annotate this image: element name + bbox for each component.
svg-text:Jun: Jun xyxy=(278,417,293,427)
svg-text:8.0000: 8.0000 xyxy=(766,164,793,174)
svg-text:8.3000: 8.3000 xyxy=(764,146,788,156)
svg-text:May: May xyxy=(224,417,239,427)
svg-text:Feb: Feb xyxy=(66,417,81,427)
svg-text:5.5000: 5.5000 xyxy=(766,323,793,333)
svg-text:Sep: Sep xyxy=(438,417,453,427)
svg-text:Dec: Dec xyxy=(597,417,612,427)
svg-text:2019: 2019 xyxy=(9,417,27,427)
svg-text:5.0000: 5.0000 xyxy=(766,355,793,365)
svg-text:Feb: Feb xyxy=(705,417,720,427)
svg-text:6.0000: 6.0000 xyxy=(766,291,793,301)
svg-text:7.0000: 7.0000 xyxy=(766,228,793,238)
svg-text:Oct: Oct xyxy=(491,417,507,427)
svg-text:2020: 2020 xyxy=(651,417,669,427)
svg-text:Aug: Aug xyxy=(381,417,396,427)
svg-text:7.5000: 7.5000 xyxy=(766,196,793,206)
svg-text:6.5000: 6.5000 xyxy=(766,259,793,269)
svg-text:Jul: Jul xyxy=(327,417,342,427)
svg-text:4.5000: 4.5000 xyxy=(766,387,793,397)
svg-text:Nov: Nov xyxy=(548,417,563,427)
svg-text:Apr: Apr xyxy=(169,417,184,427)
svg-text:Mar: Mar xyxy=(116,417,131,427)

EXERCISE PROMPT: Can you rewrite all of the rows above, replacing every "xyxy" with "box" and leaving everything else unchanged?

RESPONSE TO THIS EXERCISE:
annotate this image: element name + bbox for each component.
svg-text:Jun: Jun box=(278,417,293,427)
svg-text:8.0000: 8.0000 box=(766,164,793,174)
svg-text:8.3000: 8.3000 box=(764,146,788,156)
svg-text:May: May box=(224,417,239,427)
svg-text:Feb: Feb box=(66,417,81,427)
svg-text:5.5000: 5.5000 box=(766,323,793,333)
svg-text:Sep: Sep box=(438,417,453,427)
svg-text:Dec: Dec box=(597,417,612,427)
svg-text:2019: 2019 box=(9,417,27,427)
svg-text:5.0000: 5.0000 box=(766,355,793,365)
svg-text:Feb: Feb box=(705,417,720,427)
svg-text:6.0000: 6.0000 box=(766,291,793,301)
svg-text:7.0000: 7.0000 box=(766,228,793,238)
svg-text:Oct: Oct box=(491,417,507,427)
svg-text:2020: 2020 box=(651,417,669,427)
svg-text:Aug: Aug box=(381,417,396,427)
svg-text:7.5000: 7.5000 box=(766,196,793,206)
svg-text:6.5000: 6.5000 box=(766,259,793,269)
svg-text:Jul: Jul box=(327,417,342,427)
svg-text:4.5000: 4.5000 box=(766,387,793,397)
svg-text:Nov: Nov box=(548,417,563,427)
svg-text:Apr: Apr box=(169,417,184,427)
svg-text:Mar: Mar box=(116,417,131,427)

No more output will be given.